→ TO BE DONE
Gather up all lines that carry the word "JSON".

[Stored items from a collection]
>>>>
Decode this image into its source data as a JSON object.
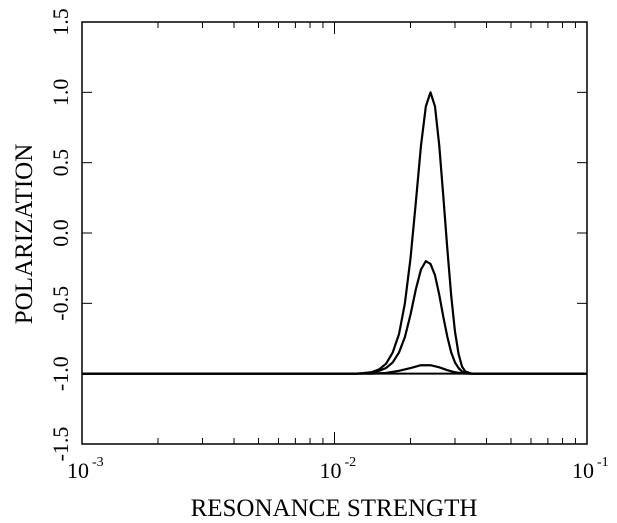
{
  "chart_data": {
    "type": "line",
    "title": "",
    "xlabel": "RESONANCE STRENGTH",
    "ylabel": "POLARIZATION",
    "x_scale": "log",
    "xlim": [
      0.001,
      0.1
    ],
    "ylim": [
      -1.5,
      1.5
    ],
    "x_tick_labels": [
      {
        "base": "10",
        "exp": "-3"
      },
      {
        "base": "10",
        "exp": "-2"
      },
      {
        "base": "10",
        "exp": "-1"
      }
    ],
    "y_ticks": [
      "-1.5",
      "-1.0",
      "-0.5",
      "0.0",
      "0.5",
      "1.0",
      "1.5"
    ],
    "grid": false,
    "legend": "none",
    "line_color": "#000000",
    "series": [
      {
        "x": [
          0.001,
          0.012,
          0.013,
          0.014,
          0.015,
          0.016,
          0.017,
          0.018,
          0.019,
          0.02,
          0.021,
          0.022,
          0.023,
          0.024,
          0.025,
          0.026,
          0.027,
          0.028,
          0.029,
          0.03,
          0.031,
          0.032,
          0.033,
          0.035,
          0.1
        ],
        "y": [
          -1.0,
          -1.0,
          -0.996,
          -0.99,
          -0.97,
          -0.93,
          -0.85,
          -0.72,
          -0.5,
          -0.18,
          0.22,
          0.62,
          0.9,
          1.0,
          0.9,
          0.62,
          0.25,
          -0.12,
          -0.45,
          -0.7,
          -0.86,
          -0.95,
          -0.985,
          -1.0,
          -1.0
        ]
      },
      {
        "x": [
          0.001,
          0.012,
          0.013,
          0.014,
          0.015,
          0.016,
          0.017,
          0.018,
          0.019,
          0.02,
          0.021,
          0.022,
          0.023,
          0.024,
          0.025,
          0.026,
          0.027,
          0.028,
          0.029,
          0.03,
          0.031,
          0.032,
          0.033,
          0.035,
          0.1
        ],
        "y": [
          -1.0,
          -1.0,
          -0.998,
          -0.993,
          -0.98,
          -0.96,
          -0.92,
          -0.85,
          -0.74,
          -0.58,
          -0.4,
          -0.26,
          -0.2,
          -0.22,
          -0.3,
          -0.44,
          -0.6,
          -0.74,
          -0.85,
          -0.92,
          -0.96,
          -0.985,
          -0.995,
          -1.0,
          -1.0
        ]
      },
      {
        "x": [
          0.001,
          0.014,
          0.016,
          0.018,
          0.02,
          0.022,
          0.024,
          0.026,
          0.028,
          0.03,
          0.032,
          0.034,
          0.1
        ],
        "y": [
          -1.0,
          -1.0,
          -0.995,
          -0.98,
          -0.96,
          -0.94,
          -0.94,
          -0.955,
          -0.975,
          -0.99,
          -0.998,
          -1.0,
          -1.0
        ]
      }
    ]
  }
}
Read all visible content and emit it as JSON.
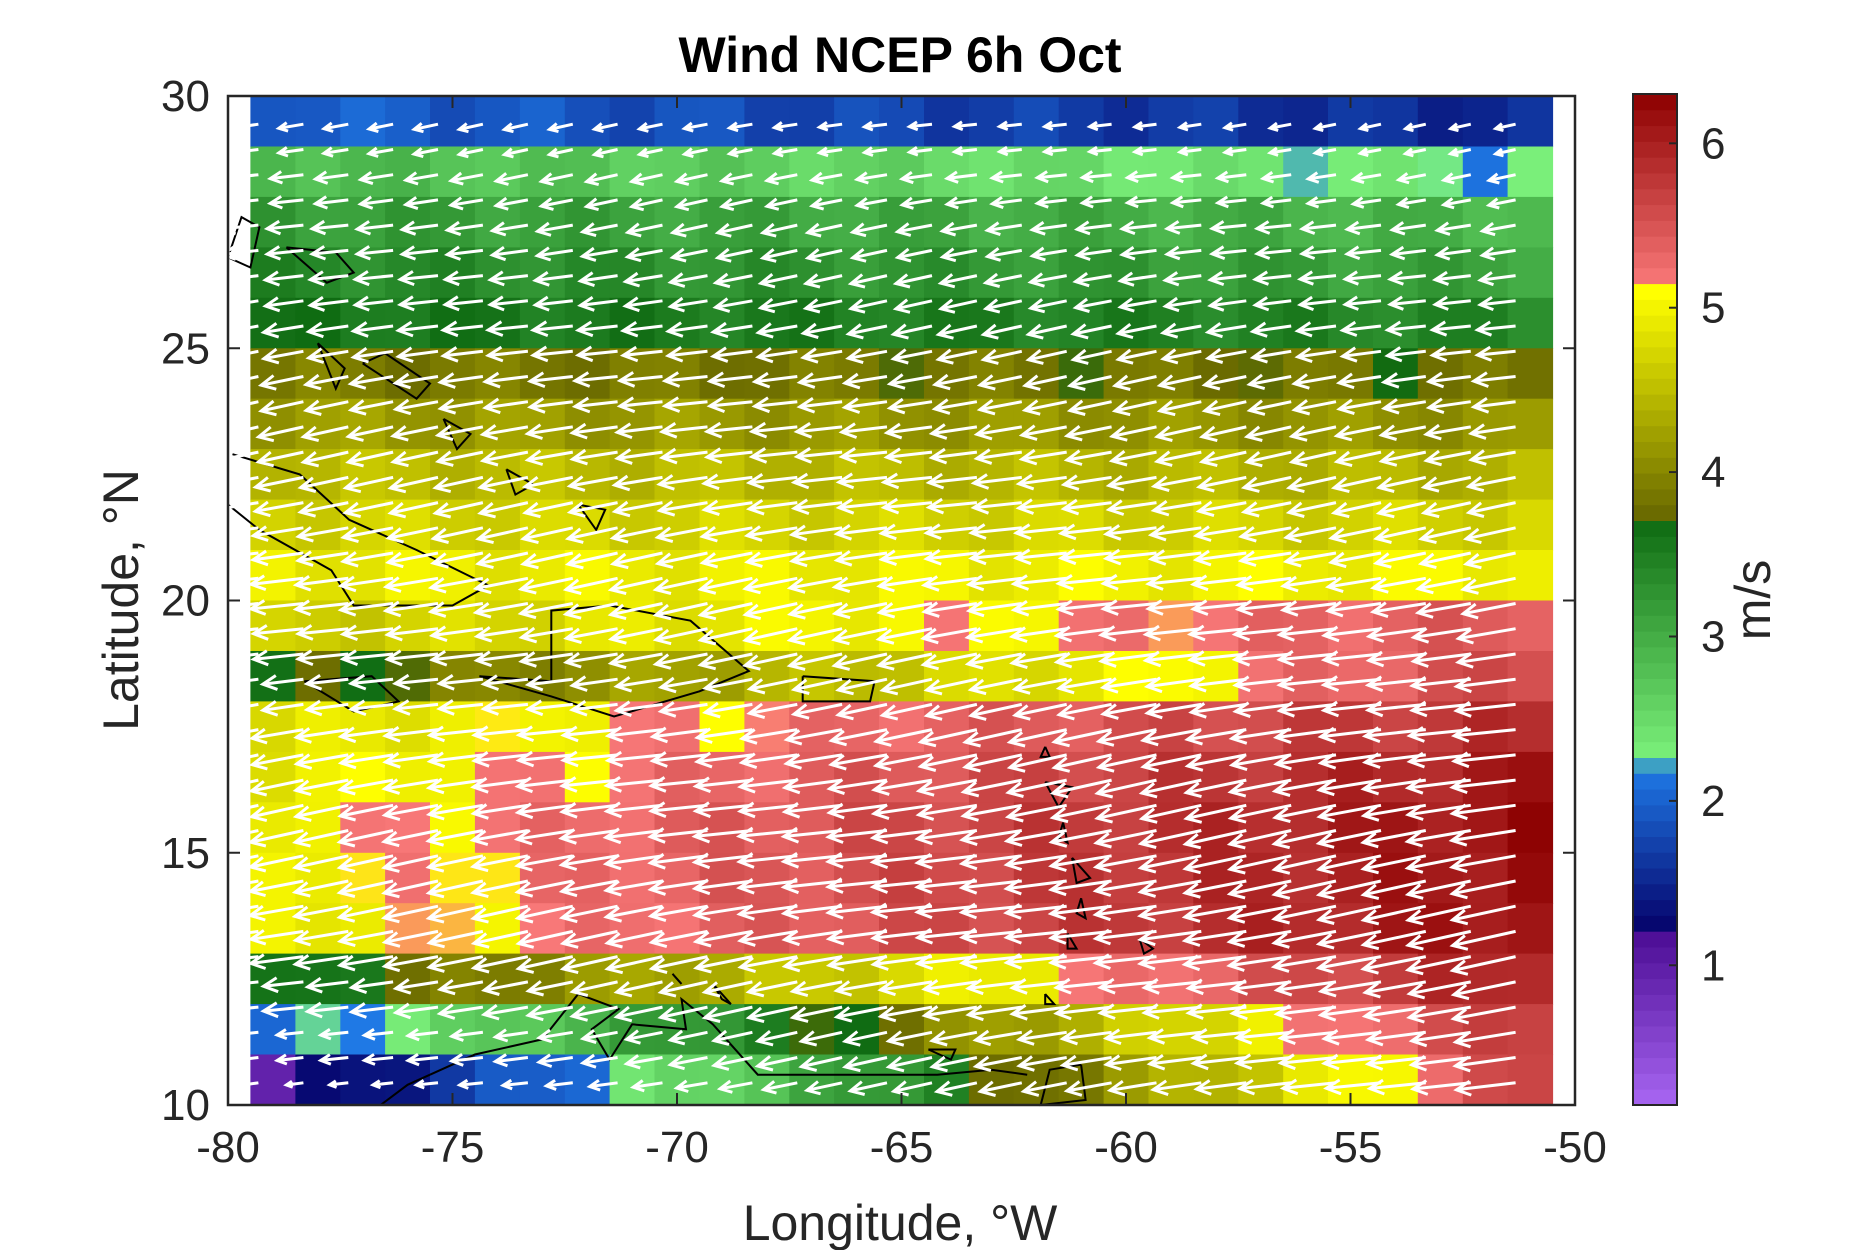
{
  "chart_data": {
    "type": "heatmap",
    "title": "Wind NCEP 6h Oct",
    "xlabel": "Longitude, °W",
    "ylabel": "Latitude, °N",
    "xlim": [
      -80,
      -50
    ],
    "ylim": [
      10,
      30
    ],
    "xticks": [
      -80,
      -75,
      -70,
      -65,
      -60,
      -55,
      -50
    ],
    "yticks": [
      10,
      15,
      20,
      25,
      30
    ],
    "colorbar": {
      "label": "m/s",
      "range": [
        0.15,
        6.3
      ],
      "ticks": [
        1,
        2,
        3,
        4,
        5,
        6
      ],
      "colormap": [
        {
          "value": 0.15,
          "color": "#a866f2"
        },
        {
          "value": 1.2,
          "color": "#4b0c94"
        },
        {
          "value": 1.25,
          "color": "#06066e"
        },
        {
          "value": 2.2,
          "color": "#1f7ae6"
        },
        {
          "value": 2.25,
          "color": "#7cf27c"
        },
        {
          "value": 3.7,
          "color": "#0f6b12"
        },
        {
          "value": 3.75,
          "color": "#6b6b00"
        },
        {
          "value": 5.1,
          "color": "#ffff00"
        },
        {
          "value": 5.15,
          "color": "#f87878"
        },
        {
          "value": 6.3,
          "color": "#8c0000"
        }
      ]
    },
    "grid_spacing_deg": 1,
    "speed_field_by_latitude_band": [
      {
        "lat": [
          29,
          30
        ],
        "west": 2.0,
        "east": 1.5
      },
      {
        "lat": [
          28,
          29
        ],
        "west": 2.9,
        "east": 2.2
      },
      {
        "lat": [
          27,
          28
        ],
        "west": 3.2,
        "east": 2.9
      },
      {
        "lat": [
          26,
          27
        ],
        "west": 3.4,
        "east": 3.1
      },
      {
        "lat": [
          25,
          26
        ],
        "west": 3.6,
        "east": 3.4
      },
      {
        "lat": [
          24,
          25
        ],
        "west": 3.9,
        "east": 3.8
      },
      {
        "lat": [
          23,
          24
        ],
        "west": 4.2,
        "east": 4.1
      },
      {
        "lat": [
          22,
          23
        ],
        "west": 4.5,
        "east": 4.4
      },
      {
        "lat": [
          21,
          22
        ],
        "west": 4.7,
        "east": 4.7
      },
      {
        "lat": [
          20,
          21
        ],
        "west": 4.9,
        "east": 5.0
      },
      {
        "lat": [
          19,
          20
        ],
        "west": 4.6,
        "east": 5.5
      },
      {
        "lat": [
          18,
          19
        ],
        "west": 3.6,
        "east": 5.7
      },
      {
        "lat": [
          17,
          18
        ],
        "west": 4.8,
        "east": 5.9
      },
      {
        "lat": [
          16,
          17
        ],
        "west": 4.9,
        "east": 6.1
      },
      {
        "lat": [
          15,
          16
        ],
        "west": 5.0,
        "east": 6.2
      },
      {
        "lat": [
          14,
          15
        ],
        "west": 5.0,
        "east": 6.2
      },
      {
        "lat": [
          13,
          14
        ],
        "west": 4.9,
        "east": 6.2
      },
      {
        "lat": [
          12,
          13
        ],
        "west": 3.5,
        "east": 6.1
      },
      {
        "lat": [
          11,
          12
        ],
        "west": 2.0,
        "east": 5.9
      },
      {
        "lat": [
          10,
          11
        ],
        "west": 1.0,
        "east": 5.8
      }
    ],
    "wind_direction": "mostly from the east (easterly trade winds)",
    "vectors": "white arrows on 0.5° grid",
    "coastlines": "Caribbean islands, Florida, Bahamas, Cuba, Hispaniola, Puerto Rico, Lesser Antilles, northern South America"
  }
}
<<<<
→ RESULT OF THIS TASK
Decode this image into its source data as a JSON object.
Read all visible content and emit it as JSON.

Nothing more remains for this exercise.